** Set task **
Copy each line of the records that contains the word "санитарного".

[start Record excerpts]

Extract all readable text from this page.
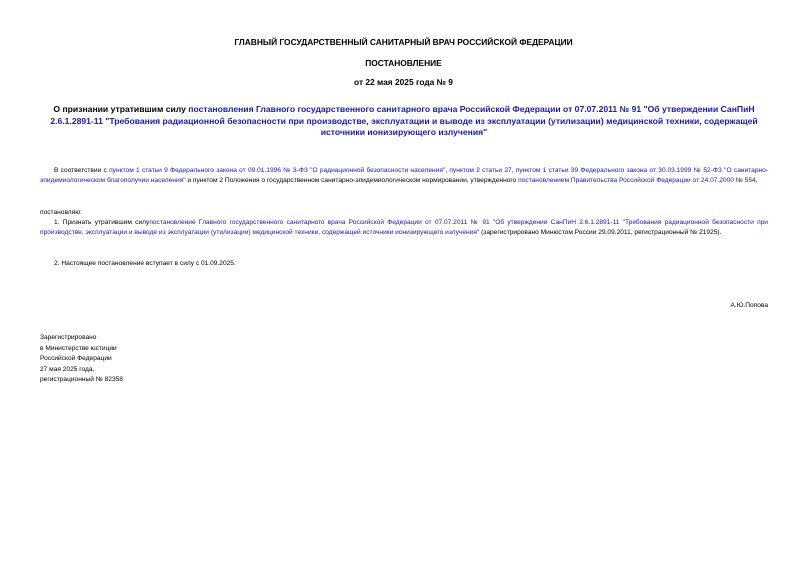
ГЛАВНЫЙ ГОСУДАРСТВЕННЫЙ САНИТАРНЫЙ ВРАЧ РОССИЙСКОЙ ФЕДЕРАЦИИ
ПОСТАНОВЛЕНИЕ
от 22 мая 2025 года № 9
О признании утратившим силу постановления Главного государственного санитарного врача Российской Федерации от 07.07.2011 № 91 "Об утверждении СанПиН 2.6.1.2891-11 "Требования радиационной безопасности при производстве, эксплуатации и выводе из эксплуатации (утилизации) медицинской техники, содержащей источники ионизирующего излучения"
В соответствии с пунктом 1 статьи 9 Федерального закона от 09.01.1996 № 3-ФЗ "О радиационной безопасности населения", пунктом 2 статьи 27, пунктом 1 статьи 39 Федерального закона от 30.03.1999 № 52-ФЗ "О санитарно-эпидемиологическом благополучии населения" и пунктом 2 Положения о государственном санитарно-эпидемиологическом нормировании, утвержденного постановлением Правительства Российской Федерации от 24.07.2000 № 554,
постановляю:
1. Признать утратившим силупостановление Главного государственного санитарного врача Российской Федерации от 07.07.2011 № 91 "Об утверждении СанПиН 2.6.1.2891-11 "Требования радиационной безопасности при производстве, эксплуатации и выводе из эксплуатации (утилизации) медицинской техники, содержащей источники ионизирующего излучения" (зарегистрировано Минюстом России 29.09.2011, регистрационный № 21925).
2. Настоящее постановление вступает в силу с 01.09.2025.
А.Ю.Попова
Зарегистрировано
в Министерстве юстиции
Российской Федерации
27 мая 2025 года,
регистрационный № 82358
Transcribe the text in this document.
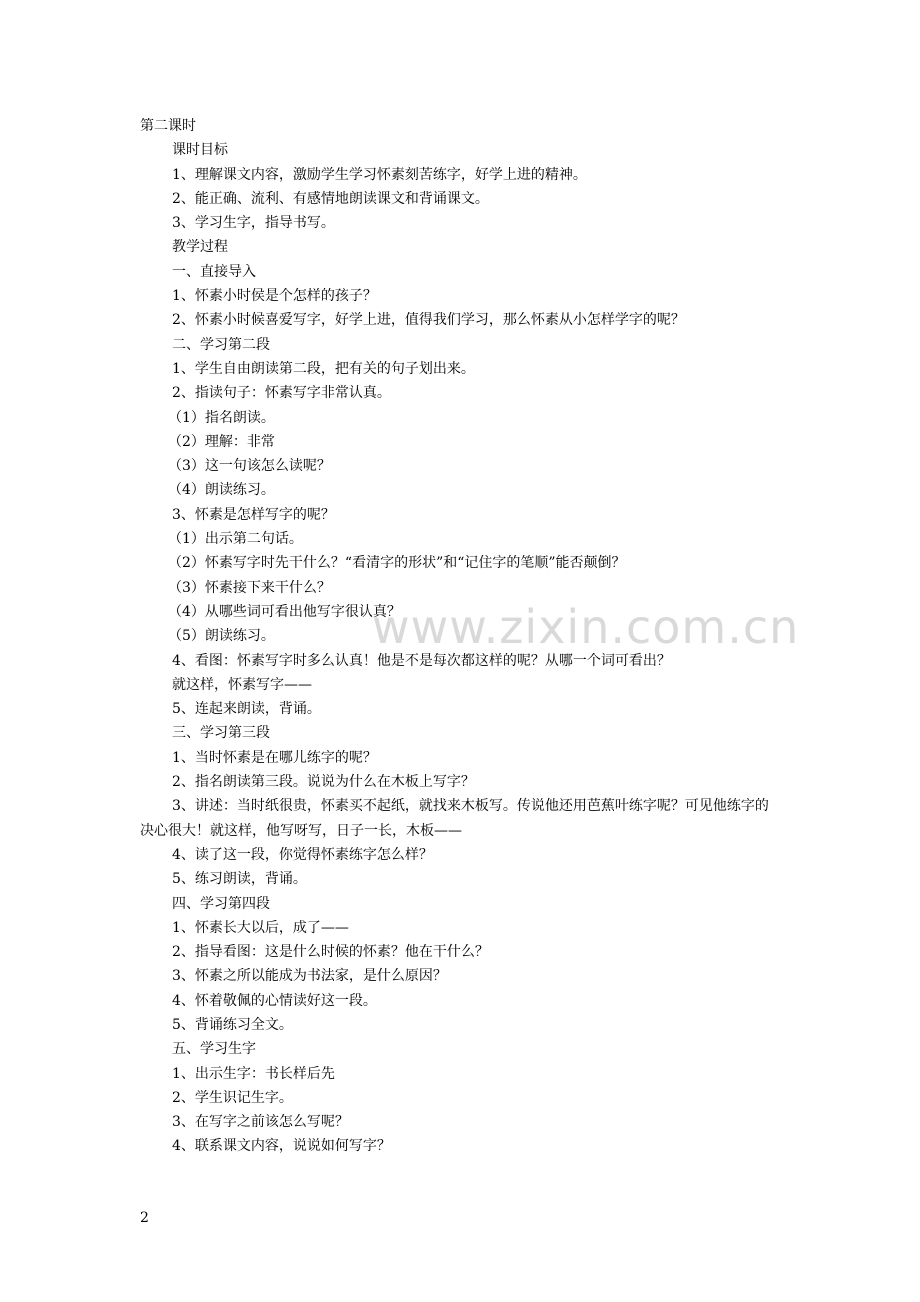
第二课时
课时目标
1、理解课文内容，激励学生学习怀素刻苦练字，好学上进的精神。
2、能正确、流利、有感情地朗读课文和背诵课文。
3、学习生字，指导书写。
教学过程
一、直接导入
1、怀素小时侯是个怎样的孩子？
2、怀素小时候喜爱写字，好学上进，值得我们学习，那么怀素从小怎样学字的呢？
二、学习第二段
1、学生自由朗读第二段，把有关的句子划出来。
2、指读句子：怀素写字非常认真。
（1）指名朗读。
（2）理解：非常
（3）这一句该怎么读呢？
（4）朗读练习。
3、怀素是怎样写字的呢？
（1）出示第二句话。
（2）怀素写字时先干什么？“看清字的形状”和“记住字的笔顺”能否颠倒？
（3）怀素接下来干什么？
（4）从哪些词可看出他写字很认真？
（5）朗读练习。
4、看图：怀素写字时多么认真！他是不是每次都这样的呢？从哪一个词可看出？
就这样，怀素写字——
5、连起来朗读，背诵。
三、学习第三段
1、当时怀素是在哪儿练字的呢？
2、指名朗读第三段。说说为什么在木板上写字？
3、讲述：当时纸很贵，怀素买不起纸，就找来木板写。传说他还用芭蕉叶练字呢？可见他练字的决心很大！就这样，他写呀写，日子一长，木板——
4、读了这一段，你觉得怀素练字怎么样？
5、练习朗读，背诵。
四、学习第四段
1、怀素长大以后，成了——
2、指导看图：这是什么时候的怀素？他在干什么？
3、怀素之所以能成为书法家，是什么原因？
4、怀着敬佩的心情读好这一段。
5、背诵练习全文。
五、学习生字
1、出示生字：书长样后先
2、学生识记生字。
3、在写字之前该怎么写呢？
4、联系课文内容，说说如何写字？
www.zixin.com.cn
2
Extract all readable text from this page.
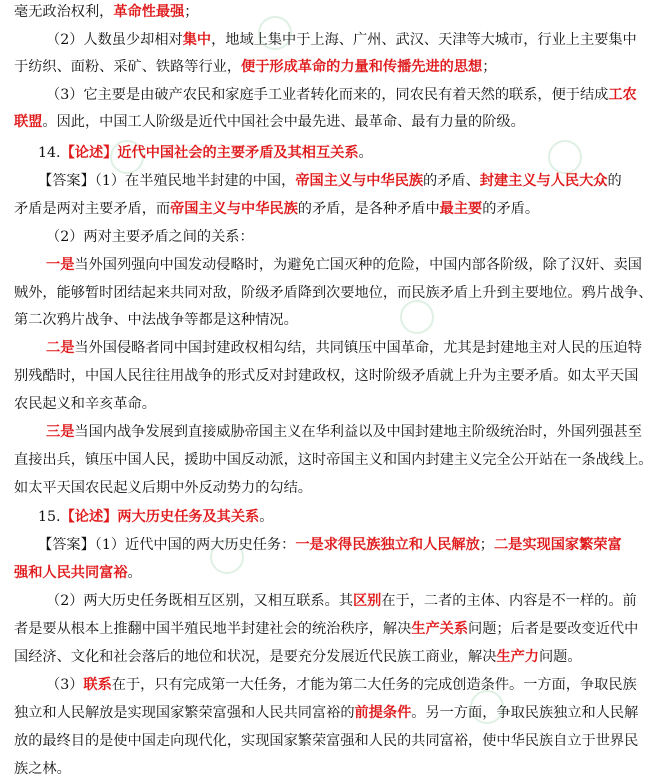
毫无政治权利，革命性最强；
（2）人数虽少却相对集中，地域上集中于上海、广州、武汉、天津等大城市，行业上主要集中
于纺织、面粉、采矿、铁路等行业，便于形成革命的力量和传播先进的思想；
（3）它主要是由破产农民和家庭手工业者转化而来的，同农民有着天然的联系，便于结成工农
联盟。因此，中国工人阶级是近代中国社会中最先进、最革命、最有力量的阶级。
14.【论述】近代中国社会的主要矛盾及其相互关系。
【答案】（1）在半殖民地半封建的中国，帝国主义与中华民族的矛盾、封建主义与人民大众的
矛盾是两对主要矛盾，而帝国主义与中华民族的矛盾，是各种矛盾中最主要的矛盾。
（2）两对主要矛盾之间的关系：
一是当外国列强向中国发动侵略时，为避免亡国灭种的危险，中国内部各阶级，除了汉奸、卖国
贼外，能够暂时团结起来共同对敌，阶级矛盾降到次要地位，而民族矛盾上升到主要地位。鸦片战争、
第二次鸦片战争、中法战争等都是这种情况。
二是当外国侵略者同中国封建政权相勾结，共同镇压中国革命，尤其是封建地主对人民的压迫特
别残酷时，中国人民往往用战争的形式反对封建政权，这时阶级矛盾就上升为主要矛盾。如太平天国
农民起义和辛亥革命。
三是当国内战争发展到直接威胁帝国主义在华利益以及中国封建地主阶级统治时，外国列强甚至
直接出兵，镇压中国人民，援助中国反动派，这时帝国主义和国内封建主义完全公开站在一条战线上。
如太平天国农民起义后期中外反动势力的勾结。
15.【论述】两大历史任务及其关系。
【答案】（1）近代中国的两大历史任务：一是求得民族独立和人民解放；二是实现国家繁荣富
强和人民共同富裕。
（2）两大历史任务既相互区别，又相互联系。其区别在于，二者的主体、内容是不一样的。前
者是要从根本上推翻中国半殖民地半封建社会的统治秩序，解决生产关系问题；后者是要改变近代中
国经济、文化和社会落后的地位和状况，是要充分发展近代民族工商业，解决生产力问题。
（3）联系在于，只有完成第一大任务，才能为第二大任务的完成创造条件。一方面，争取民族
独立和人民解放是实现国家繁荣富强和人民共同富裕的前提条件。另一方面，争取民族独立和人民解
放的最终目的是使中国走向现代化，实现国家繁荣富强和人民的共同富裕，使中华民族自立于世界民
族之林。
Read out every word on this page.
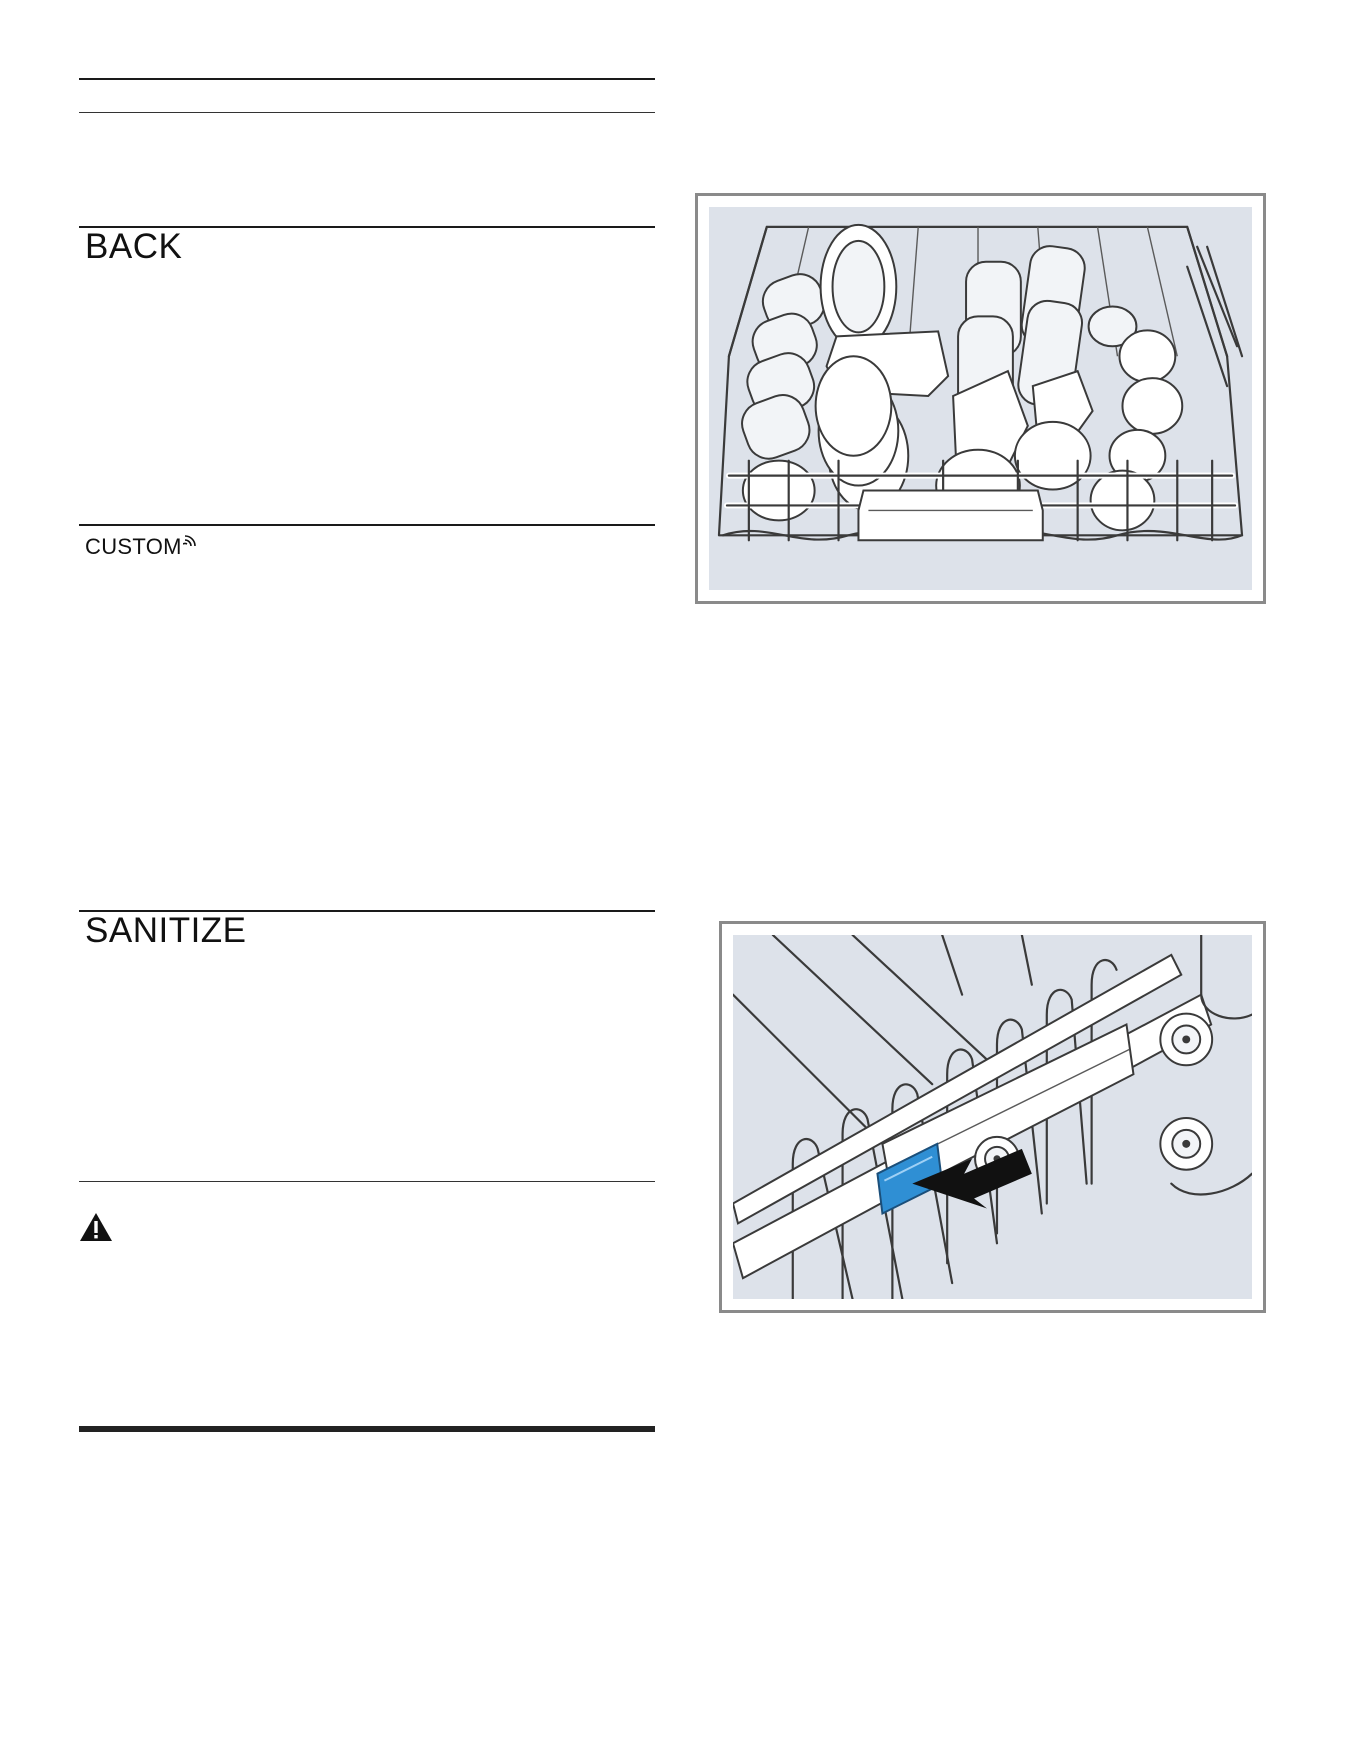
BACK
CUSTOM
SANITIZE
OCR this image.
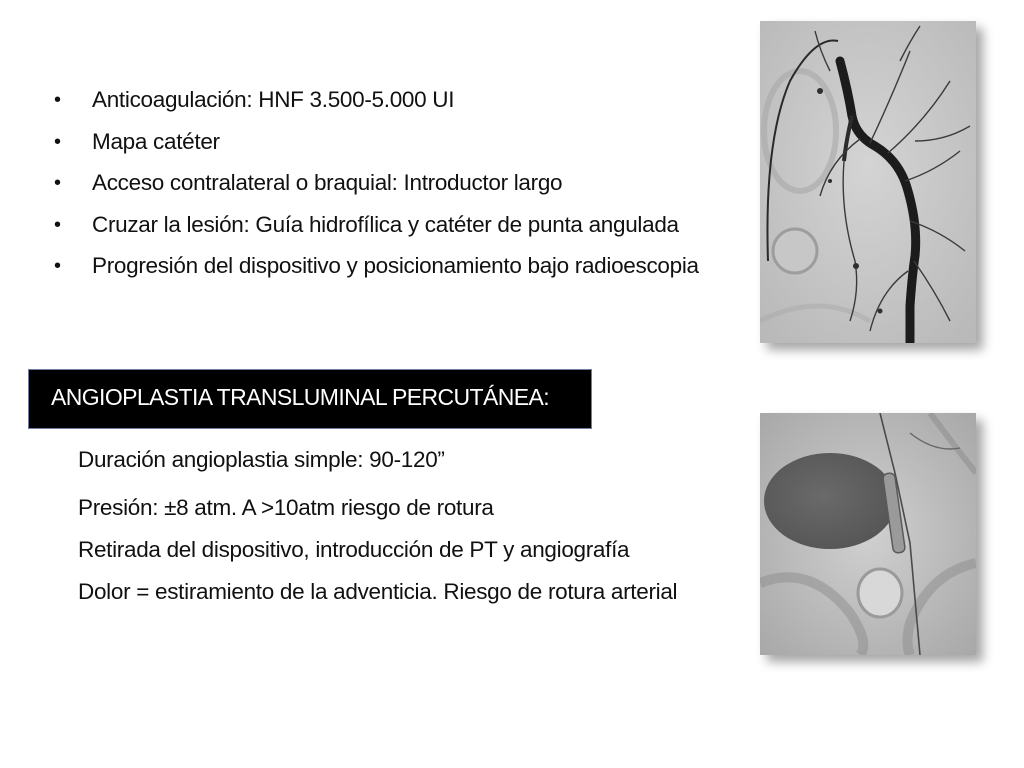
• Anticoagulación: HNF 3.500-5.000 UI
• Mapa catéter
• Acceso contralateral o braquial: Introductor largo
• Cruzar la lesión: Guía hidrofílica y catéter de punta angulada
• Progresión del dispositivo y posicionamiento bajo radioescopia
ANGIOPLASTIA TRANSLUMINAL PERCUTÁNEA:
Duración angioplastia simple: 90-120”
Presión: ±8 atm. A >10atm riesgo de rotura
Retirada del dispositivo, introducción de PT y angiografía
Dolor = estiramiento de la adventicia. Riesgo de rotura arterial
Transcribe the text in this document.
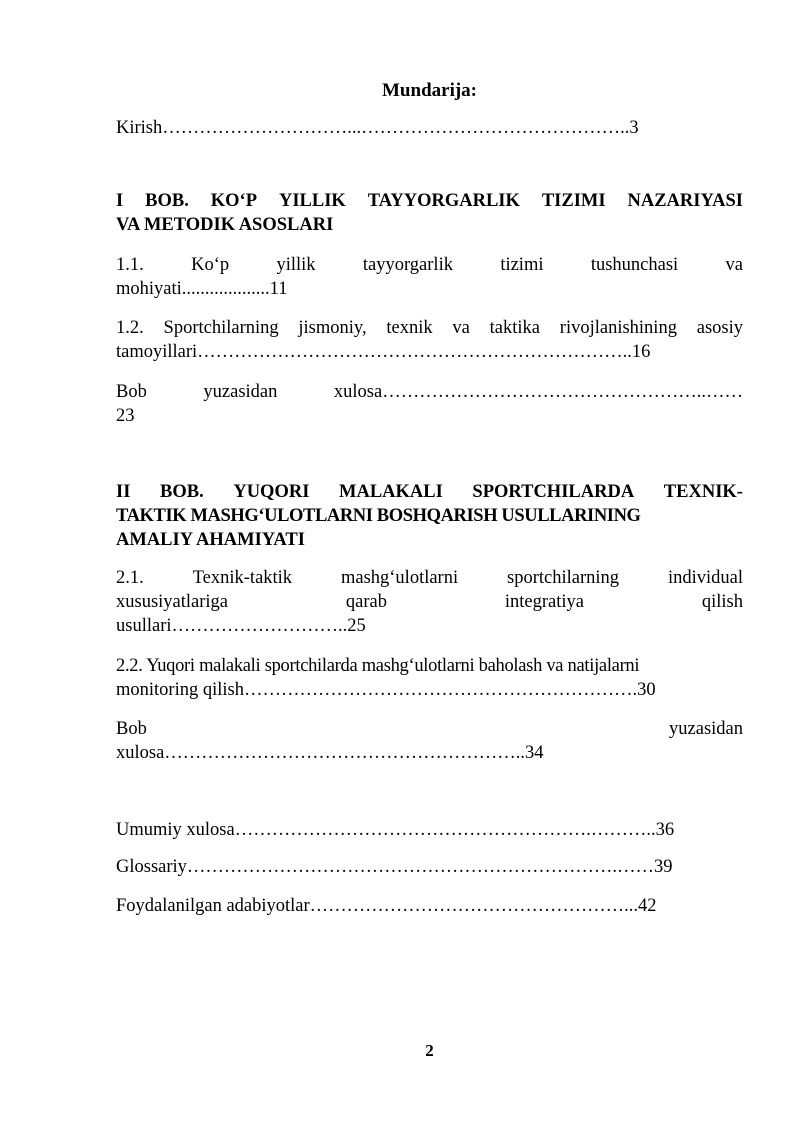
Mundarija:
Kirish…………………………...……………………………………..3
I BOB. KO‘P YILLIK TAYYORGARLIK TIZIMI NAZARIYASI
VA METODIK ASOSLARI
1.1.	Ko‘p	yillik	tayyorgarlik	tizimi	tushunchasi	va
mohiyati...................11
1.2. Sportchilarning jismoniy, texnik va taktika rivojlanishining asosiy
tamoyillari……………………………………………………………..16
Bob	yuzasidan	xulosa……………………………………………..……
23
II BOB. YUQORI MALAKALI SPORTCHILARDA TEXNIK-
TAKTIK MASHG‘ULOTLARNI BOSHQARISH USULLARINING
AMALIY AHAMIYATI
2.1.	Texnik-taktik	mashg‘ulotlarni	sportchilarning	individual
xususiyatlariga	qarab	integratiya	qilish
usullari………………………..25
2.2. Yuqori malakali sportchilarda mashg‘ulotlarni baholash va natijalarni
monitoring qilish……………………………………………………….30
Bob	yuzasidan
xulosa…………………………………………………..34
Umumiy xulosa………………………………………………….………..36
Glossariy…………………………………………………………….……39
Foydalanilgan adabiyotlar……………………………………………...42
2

[end Record excerpts]

** Written response **
О признании утратившим силу постановления Главного государственного санитарного врача Российской Федерации от 07.07.2011 № 91 "Об утверждении СанПиН 2.6.1.2891-11 "Требования радиационной безопасности при производстве, эксплуатации и выводе из эксплуатации (утилизации) медицинской техники, содержащей источники ионизирующего излучения"
1. Признать утратившим силупостановление Главного государственного санитарного врача Российской Федерации от 07.07.2011 № 91 "Об утверждении СанПиН 2.6.1.2891-11 "Требования радиационной безопасности при производстве, эксплуатации и выводе из эксплуатации (утилизации) медицинской техники, содержащей источники ионизирующего излучения" (зарегистрировано Минюстом России 29.09.2011, регистрационный № 21925).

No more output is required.